Recorded data:
★ ★ ★ ★

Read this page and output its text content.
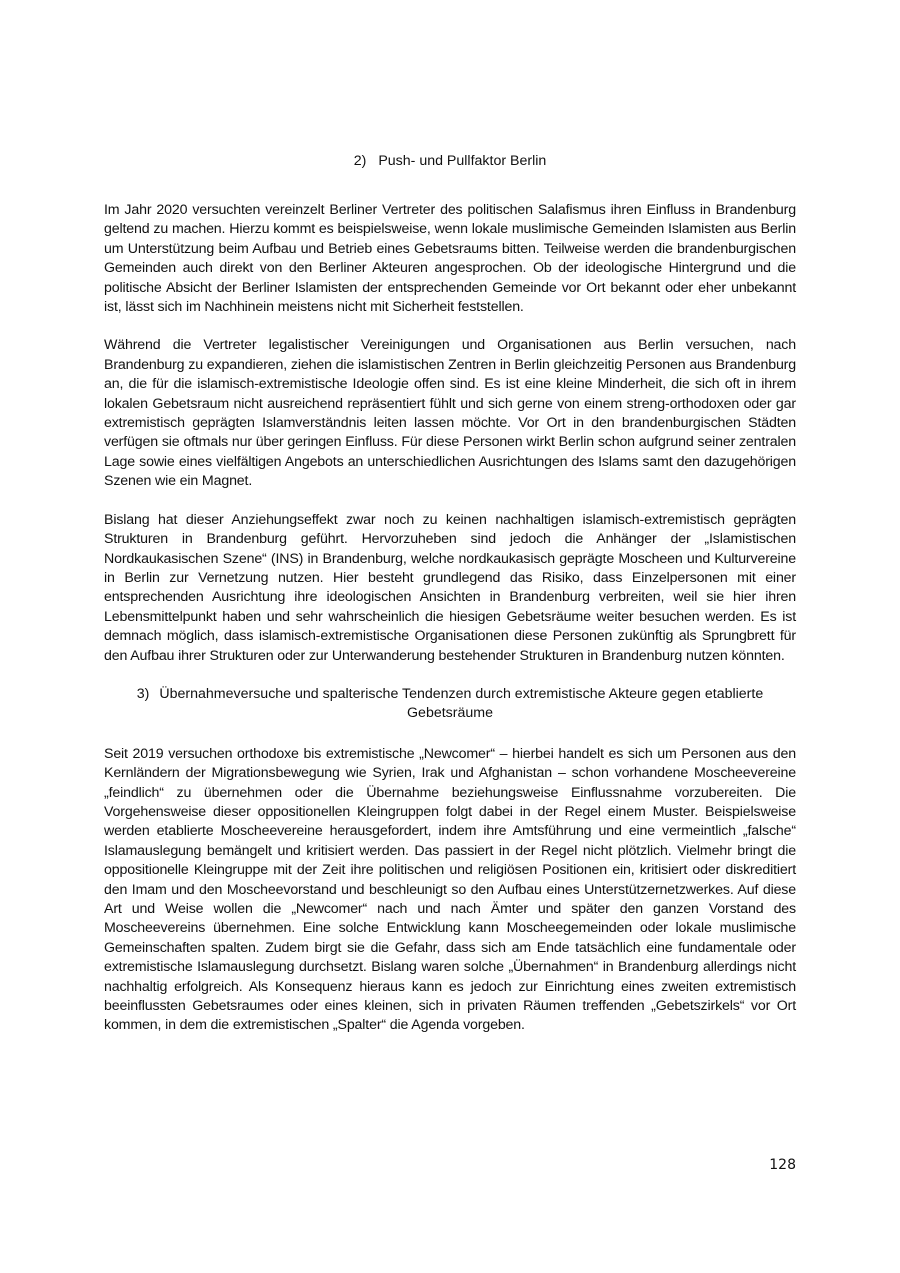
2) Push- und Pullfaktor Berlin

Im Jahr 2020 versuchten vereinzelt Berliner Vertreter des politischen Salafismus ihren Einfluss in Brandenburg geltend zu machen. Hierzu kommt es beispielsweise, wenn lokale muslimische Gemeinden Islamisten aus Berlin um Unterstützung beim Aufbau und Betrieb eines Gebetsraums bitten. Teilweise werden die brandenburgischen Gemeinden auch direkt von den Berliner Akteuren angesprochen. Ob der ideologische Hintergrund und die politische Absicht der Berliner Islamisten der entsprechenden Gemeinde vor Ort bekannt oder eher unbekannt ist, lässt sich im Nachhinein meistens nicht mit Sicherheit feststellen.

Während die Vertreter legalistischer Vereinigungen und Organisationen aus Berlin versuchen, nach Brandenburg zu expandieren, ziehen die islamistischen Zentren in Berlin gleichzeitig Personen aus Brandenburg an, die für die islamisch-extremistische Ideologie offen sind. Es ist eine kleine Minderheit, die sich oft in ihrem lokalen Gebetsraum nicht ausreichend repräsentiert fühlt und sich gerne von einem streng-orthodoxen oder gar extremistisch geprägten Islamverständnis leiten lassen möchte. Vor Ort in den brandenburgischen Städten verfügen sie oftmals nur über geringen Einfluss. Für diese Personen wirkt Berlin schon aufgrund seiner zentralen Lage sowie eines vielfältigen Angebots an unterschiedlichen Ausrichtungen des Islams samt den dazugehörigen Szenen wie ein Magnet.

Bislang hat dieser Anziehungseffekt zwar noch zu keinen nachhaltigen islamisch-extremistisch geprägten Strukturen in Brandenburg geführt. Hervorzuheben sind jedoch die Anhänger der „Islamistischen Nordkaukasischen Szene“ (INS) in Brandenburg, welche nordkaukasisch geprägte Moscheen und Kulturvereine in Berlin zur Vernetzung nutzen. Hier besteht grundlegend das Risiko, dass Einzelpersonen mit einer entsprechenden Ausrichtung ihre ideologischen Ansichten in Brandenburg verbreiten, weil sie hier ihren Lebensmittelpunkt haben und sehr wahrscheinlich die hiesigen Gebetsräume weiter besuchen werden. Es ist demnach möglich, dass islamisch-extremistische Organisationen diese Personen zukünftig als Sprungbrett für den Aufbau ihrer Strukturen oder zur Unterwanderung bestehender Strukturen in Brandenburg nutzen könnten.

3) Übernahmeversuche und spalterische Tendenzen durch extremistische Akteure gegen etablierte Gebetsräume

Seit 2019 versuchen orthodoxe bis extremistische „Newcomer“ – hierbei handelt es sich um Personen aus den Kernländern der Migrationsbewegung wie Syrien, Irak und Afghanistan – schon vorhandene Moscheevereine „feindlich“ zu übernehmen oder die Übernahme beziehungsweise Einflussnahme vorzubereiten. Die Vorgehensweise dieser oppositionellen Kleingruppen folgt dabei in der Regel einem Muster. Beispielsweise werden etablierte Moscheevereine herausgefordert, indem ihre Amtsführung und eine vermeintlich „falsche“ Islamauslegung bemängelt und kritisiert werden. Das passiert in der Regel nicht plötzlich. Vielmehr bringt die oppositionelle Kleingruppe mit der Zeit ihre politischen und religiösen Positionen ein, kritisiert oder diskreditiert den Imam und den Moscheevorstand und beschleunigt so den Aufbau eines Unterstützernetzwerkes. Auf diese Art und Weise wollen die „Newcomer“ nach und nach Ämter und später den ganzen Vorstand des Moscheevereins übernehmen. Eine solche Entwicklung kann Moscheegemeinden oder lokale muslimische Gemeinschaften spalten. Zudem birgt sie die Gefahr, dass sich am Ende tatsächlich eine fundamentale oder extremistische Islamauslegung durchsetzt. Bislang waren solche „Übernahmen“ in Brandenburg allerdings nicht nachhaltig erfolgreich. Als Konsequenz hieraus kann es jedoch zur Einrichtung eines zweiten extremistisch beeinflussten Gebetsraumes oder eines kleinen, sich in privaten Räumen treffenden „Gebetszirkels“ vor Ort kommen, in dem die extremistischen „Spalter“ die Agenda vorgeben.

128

★ ★ ★ ★

§ **PROBLEM DESCRIPTION**
Transcribe the whole listing exactly. Pictures stay out of your copy.

§ **WRITTEN REPLY**
Read this page and output its text content.
2) Push- und Pullfaktor Berlin

Im Jahr 2020 versuchten vereinzelt Berliner Vertreter des politischen Salafismus ihren Einfluss in Brandenburg geltend zu machen. Hierzu kommt es beispielsweise, wenn lokale muslimische Gemeinden Islamisten aus Berlin um Unterstützung beim Aufbau und Betrieb eines Gebetsraums bitten. Teilweise werden die brandenburgischen Gemeinden auch direkt von den Berliner Akteuren angesprochen. Ob der ideologische Hintergrund und die politische Absicht der Berliner Islamisten der entsprechenden Gemeinde vor Ort bekannt oder eher unbekannt ist, lässt sich im Nachhinein meistens nicht mit Sicherheit feststellen.

Während die Vertreter legalistischer Vereinigungen und Organisationen aus Berlin versuchen, nach Brandenburg zu expandieren, ziehen die islamistischen Zentren in Berlin gleichzeitig Personen aus Brandenburg an, die für die islamisch-extremistische Ideologie offen sind. Es ist eine kleine Minderheit, die sich oft in ihrem lokalen Gebetsraum nicht ausreichend repräsentiert fühlt und sich gerne von einem streng-orthodoxen oder gar extremistisch geprägten Islamverständnis leiten lassen möchte. Vor Ort in den brandenburgischen Städten verfügen sie oftmals nur über geringen Einfluss. Für diese Personen wirkt Berlin schon aufgrund seiner zentralen Lage sowie eines vielfältigen Angebots an unterschiedlichen Ausrichtungen des Islams samt den dazugehörigen Szenen wie ein Magnet.

Bislang hat dieser Anziehungseffekt zwar noch zu keinen nachhaltigen islamisch-extremistisch geprägten Strukturen in Brandenburg geführt. Hervorzuheben sind jedoch die Anhänger der „Islamistischen Nordkaukasischen Szene“ (INS) in Brandenburg, welche nordkaukasisch geprägte Moscheen und Kulturvereine in Berlin zur Vernetzung nutzen. Hier besteht grundlegend das Risiko, dass Einzelpersonen mit einer entsprechenden Ausrichtung ihre ideologischen Ansichten in Brandenburg verbreiten, weil sie hier ihren Lebensmittelpunkt haben und sehr wahrscheinlich die hiesigen Gebetsräume weiter besuchen werden. Es ist demnach möglich, dass islamisch-extremistische Organisationen diese Personen zukünftig als Sprungbrett für den Aufbau ihrer Strukturen oder zur Unterwanderung bestehender Strukturen in Brandenburg nutzen könnten.

3) Übernahmeversuche und spalterische Tendenzen durch extremistische Akteure gegen etablierte Gebetsräume

Seit 2019 versuchen orthodoxe bis extremistische „Newcomer“ – hierbei handelt es sich um Personen aus den Kernländern der Migrationsbewegung wie Syrien, Irak und Afghanistan – schon vorhandene Moscheevereine „feindlich“ zu übernehmen oder die Übernahme beziehungsweise Einflussnahme vorzubereiten. Die Vorgehensweise dieser oppositionellen Kleingruppen folgt dabei in der Regel einem Muster. Beispielsweise werden etablierte Moscheevereine herausgefordert, indem ihre Amtsführung und eine vermeintlich „falsche“ Islamauslegung bemängelt und kritisiert werden. Das passiert in der Regel nicht plötzlich. Vielmehr bringt die oppositionelle Kleingruppe mit der Zeit ihre politischen und religiösen Positionen ein, kritisiert oder diskreditiert den Imam und den Moscheevorstand und beschleunigt so den Aufbau eines Unterstützernetzwerkes. Auf diese Art und Weise wollen die „Newcomer“ nach und nach Ämter und später den ganzen Vorstand des Moscheevereins übernehmen. Eine solche Entwicklung kann Moscheegemeinden oder lokale muslimische Gemeinschaften spalten. Zudem birgt sie die Gefahr, dass sich am Ende tatsächlich eine fundamentale oder extremistische Islamauslegung durchsetzt. Bislang waren solche „Übernahmen“ in Brandenburg allerdings nicht nachhaltig erfolgreich. Als Konsequenz hieraus kann es jedoch zur Einrichtung eines zweiten extremistisch beeinflussten Gebetsraumes oder eines kleinen, sich in privaten Räumen treffenden „Gebetszirkels“ vor Ort kommen, in dem die extremistischen „Spalter“ die Agenda vorgeben.

128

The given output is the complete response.